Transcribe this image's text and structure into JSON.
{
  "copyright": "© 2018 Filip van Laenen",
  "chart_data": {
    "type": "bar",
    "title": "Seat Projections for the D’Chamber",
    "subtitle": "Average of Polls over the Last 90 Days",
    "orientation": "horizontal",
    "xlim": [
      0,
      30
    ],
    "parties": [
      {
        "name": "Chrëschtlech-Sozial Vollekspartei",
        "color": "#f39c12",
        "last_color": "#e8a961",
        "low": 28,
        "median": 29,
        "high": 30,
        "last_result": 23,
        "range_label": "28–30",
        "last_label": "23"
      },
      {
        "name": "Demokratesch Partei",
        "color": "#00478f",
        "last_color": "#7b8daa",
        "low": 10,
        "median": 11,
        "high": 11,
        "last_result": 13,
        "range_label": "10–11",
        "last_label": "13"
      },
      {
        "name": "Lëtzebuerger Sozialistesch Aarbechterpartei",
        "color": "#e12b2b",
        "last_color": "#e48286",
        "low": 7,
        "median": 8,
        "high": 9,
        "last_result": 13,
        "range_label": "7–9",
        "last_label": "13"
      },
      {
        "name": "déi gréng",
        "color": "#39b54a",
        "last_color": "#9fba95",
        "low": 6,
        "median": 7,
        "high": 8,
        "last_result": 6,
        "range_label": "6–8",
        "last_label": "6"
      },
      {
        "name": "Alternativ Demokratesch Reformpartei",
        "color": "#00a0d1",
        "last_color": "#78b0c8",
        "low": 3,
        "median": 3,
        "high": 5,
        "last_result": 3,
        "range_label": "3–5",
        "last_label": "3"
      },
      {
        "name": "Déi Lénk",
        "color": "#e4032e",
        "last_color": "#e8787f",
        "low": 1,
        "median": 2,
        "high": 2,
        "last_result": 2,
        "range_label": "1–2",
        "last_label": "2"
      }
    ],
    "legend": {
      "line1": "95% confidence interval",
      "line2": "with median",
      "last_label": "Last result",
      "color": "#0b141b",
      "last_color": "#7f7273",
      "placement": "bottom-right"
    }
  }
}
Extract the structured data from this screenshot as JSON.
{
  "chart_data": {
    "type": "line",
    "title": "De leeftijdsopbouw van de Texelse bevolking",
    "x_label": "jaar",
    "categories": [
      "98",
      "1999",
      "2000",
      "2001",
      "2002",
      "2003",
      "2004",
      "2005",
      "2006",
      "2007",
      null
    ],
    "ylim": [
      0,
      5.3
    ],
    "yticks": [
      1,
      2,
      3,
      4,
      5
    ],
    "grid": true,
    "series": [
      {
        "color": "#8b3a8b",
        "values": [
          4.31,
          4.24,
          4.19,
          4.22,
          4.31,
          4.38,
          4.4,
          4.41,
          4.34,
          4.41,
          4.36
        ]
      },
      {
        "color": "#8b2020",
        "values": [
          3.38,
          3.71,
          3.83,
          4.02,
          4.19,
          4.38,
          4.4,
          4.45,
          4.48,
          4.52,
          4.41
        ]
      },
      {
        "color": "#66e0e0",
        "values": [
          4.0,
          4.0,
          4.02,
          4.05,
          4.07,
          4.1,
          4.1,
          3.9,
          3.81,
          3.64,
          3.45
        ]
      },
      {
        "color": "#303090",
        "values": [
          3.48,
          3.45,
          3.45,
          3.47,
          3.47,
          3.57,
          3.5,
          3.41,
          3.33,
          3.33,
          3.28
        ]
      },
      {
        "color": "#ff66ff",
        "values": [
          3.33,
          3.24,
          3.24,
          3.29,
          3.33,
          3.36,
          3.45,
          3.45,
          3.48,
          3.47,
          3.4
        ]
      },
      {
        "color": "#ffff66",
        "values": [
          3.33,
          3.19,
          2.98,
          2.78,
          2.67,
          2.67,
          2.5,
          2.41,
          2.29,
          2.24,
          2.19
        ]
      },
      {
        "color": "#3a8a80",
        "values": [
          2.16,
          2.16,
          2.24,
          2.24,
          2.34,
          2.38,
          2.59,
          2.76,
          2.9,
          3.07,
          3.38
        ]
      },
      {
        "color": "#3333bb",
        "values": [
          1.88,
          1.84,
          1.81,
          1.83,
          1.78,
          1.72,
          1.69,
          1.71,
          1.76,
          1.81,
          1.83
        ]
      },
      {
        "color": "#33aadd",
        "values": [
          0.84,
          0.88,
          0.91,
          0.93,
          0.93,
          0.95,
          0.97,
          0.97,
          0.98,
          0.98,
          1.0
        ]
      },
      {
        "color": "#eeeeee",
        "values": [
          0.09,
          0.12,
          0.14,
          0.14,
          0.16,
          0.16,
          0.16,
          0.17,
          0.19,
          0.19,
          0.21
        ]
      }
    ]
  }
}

────────

** AIM OF THE EXERCISE **
Write out every line of the entries that holds the word "name".

** RIGHT ANSWER **
        "name": "Chrëschtlech-Sozial Vollekspartei",
        "name": "Demokratesch Partei",
        "name": "Lëtzebuerger Sozialistesch Aarbechterpartei",
        "name": "déi gréng",
        "name": "Alternativ Demokratesch Reformpartei",
        "name": "Déi Lénk",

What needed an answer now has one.